» **Task objective**
Without omitting anything, return the records precisely as given.

» **Provided information**
= = = = =

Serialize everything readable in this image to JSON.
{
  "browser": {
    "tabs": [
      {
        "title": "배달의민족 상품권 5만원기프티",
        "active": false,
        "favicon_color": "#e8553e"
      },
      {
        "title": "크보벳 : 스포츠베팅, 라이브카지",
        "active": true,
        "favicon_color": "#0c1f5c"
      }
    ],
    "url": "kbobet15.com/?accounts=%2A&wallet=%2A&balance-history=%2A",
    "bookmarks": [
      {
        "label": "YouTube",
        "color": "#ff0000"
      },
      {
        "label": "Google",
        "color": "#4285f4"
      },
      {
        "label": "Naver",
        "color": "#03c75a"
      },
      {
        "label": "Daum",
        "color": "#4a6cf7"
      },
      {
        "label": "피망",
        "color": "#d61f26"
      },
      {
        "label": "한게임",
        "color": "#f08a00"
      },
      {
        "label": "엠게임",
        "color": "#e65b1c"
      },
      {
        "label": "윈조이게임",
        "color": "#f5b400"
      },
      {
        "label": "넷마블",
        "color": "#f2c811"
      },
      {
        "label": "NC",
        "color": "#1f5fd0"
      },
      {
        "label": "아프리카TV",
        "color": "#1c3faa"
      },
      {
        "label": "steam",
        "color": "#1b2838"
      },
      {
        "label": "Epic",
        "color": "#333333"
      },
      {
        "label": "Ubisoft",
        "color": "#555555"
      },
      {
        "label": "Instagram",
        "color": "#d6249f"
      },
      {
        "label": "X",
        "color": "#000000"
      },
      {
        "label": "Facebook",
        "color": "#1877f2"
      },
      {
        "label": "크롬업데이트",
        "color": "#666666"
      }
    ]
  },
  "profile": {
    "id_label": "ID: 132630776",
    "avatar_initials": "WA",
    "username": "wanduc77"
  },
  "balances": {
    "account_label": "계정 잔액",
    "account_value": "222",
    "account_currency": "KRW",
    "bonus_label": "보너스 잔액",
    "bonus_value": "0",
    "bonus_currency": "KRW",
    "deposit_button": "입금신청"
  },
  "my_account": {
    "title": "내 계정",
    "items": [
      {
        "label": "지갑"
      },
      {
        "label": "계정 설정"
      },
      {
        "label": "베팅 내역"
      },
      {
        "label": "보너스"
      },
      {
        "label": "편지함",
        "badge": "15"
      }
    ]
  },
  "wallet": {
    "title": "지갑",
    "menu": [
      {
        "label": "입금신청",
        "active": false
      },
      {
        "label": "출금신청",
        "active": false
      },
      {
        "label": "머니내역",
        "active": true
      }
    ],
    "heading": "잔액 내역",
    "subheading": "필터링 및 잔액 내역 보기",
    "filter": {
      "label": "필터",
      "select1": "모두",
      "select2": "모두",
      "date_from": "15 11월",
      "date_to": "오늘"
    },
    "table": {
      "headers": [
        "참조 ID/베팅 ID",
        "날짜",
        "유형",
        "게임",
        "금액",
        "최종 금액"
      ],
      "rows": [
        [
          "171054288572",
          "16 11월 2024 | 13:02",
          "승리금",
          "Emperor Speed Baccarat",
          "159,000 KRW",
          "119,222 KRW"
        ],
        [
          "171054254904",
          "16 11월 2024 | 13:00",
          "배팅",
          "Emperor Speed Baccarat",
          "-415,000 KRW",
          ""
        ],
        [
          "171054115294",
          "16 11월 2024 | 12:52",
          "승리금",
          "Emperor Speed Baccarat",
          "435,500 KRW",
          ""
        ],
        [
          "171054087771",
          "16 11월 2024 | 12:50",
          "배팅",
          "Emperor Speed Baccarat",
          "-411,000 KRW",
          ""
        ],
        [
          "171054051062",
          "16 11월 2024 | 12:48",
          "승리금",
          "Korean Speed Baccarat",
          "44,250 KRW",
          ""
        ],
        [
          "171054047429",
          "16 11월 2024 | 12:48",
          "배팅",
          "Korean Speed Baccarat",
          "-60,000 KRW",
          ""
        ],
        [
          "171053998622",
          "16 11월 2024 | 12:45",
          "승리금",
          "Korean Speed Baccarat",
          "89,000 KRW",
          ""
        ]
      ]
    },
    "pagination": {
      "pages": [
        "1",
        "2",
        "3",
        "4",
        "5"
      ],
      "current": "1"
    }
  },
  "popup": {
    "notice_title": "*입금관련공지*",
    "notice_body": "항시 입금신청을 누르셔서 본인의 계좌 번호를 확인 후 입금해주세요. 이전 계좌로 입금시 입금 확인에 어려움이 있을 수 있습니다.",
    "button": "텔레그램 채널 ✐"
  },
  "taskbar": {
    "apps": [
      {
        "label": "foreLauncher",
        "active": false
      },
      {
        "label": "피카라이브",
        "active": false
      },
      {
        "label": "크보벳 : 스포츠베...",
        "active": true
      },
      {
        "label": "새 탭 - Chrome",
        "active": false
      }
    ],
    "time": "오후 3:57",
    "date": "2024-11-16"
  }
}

= = = = =

» **The answer**
Serialize everything readable in this image to JSON.
{
  "browser": {
    "tabs": [
      {
        "title": "배달의민족 상품권 5만원기프티",
        "active": false,
        "favicon_color": "#e8553e"
      },
      {
        "title": "크보벳 : 스포츠베팅, 라이브카지",
        "active": true,
        "favicon_color": "#0c1f5c"
      }
    ],
    "url": "kbobet15.com/?accounts=%2A&wallet=%2A&balance-history=%2A",
    "bookmarks": [
      {
        "label": "YouTube",
        "color": "#ff0000"
      },
      {
        "label": "Google",
        "color": "#4285f4"
      },
      {
        "label": "Naver",
        "color": "#03c75a"
      },
      {
        "label": "Daum",
        "color": "#4a6cf7"
      },
      {
        "label": "피망",
        "color": "#d61f26"
      },
      {
        "label": "한게임",
        "color": "#f08a00"
      },
      {
        "label": "엠게임",
        "color": "#e65b1c"
      },
      {
        "label": "윈조이게임",
        "color": "#f5b400"
      },
      {
        "label": "넷마블",
        "color": "#f2c811"
      },
      {
        "label": "NC",
        "color": "#1f5fd0"
      },
      {
        "label": "아프리카TV",
        "color": "#1c3faa"
      },
      {
        "label": "steam",
        "color": "#1b2838"
      },
      {
        "label": "Epic",
        "color": "#333333"
      },
      {
        "label": "Ubisoft",
        "color": "#555555"
      },
      {
        "label": "Instagram",
        "color": "#d6249f"
      },
      {
        "label": "X",
        "color": "#000000"
      },
      {
        "label": "Facebook",
        "color": "#1877f2"
      },
      {
        "label": "크롬업데이트",
        "color": "#666666"
      }
    ]
  },
  "profile": {
    "id_label": "ID: 132630776",
    "avatar_initials": "WA",
    "username": "wanduc77"
  },
  "balances": {
    "account_label": "계정 잔액",
    "account_value": "222",
    "account_currency": "KRW",
    "bonus_label": "보너스 잔액",
    "bonus_value": "0",
    "bonus_currency": "KRW",
    "deposit_button": "입금신청"
  },
  "my_account": {
    "title": "내 계정",
    "items": [
      {
        "label": "지갑"
      },
      {
        "label": "계정 설정"
      },
      {
        "label": "베팅 내역"
      },
      {
        "label": "보너스"
      },
      {
        "label": "편지함",
        "badge": "15"
      }
    ]
  },
  "wallet": {
    "title": "지갑",
    "menu": [
      {
        "label": "입금신청",
        "active": false
      },
      {
        "label": "출금신청",
        "active": false
      },
      {
        "label": "머니내역",
        "active": true
      }
    ],
    "heading": "잔액 내역",
    "subheading": "필터링 및 잔액 내역 보기",
    "filter": {
      "label": "필터",
      "select1": "모두",
      "select2": "모두",
      "date_from": "15 11월",
      "date_to": "오늘"
    },
    "table": {
      "headers": [
        "참조 ID/베팅 ID",
        "날짜",
        "유형",
        "게임",
        "금액",
        "최종 금액"
      ],
      "rows": [
        [
          "171054288572",
          "16 11월 2024 | 13:02",
          "승리금",
          "Emperor Speed Baccarat",
          "159,000 KRW",
          "119,222 KRW"
        ],
        [
          "171054254904",
          "16 11월 2024 | 13:00",
          "배팅",
          "Emperor Speed Baccarat",
          "-415,000 KRW",
          ""
        ],
        [
          "171054115294",
          "16 11월 2024 | 12:52",
          "승리금",
          "Emperor Speed Baccarat",
          "435,500 KRW",
          ""
        ],
        [
          "171054087771",
          "16 11월 2024 | 12:50",
          "배팅",
          "Emperor Speed Baccarat",
          "-411,000 KRW",
          ""
        ],
        [
          "171054051062",
          "16 11월 2024 | 12:48",
          "승리금",
          "Korean Speed Baccarat",
          "44,250 KRW",
          ""
        ],
        [
          "171054047429",
          "16 11월 2024 | 12:48",
          "배팅",
          "Korean Speed Baccarat",
          "-60,000 KRW",
          ""
        ],
        [
          "171053998622",
          "16 11월 2024 | 12:45",
          "승리금",
          "Korean Speed Baccarat",
          "89,000 KRW",
          ""
        ]
      ]
    },
    "pagination": {
      "pages": [
        "1",
        "2",
        "3",
        "4",
        "5"
      ],
      "current": "1"
    }
  },
  "popup": {
    "notice_title": "*입금관련공지*",
    "notice_body": "항시 입금신청을 누르셔서 본인의 계좌 번호를 확인 후 입금해주세요. 이전 계좌로 입금시 입금 확인에 어려움이 있을 수 있습니다.",
    "button": "텔레그램 채널 ✐"
  },
  "taskbar": {
    "apps": [
      {
        "label": "foreLauncher",
        "active": false
      },
      {
        "label": "피카라이브",
        "active": false
      },
      {
        "label": "크보벳 : 스포츠베...",
        "active": true
      },
      {
        "label": "새 탭 - Chrome",
        "active": false
      }
    ],
    "time": "오후 3:57",
    "date": "2024-11-16"
  }
}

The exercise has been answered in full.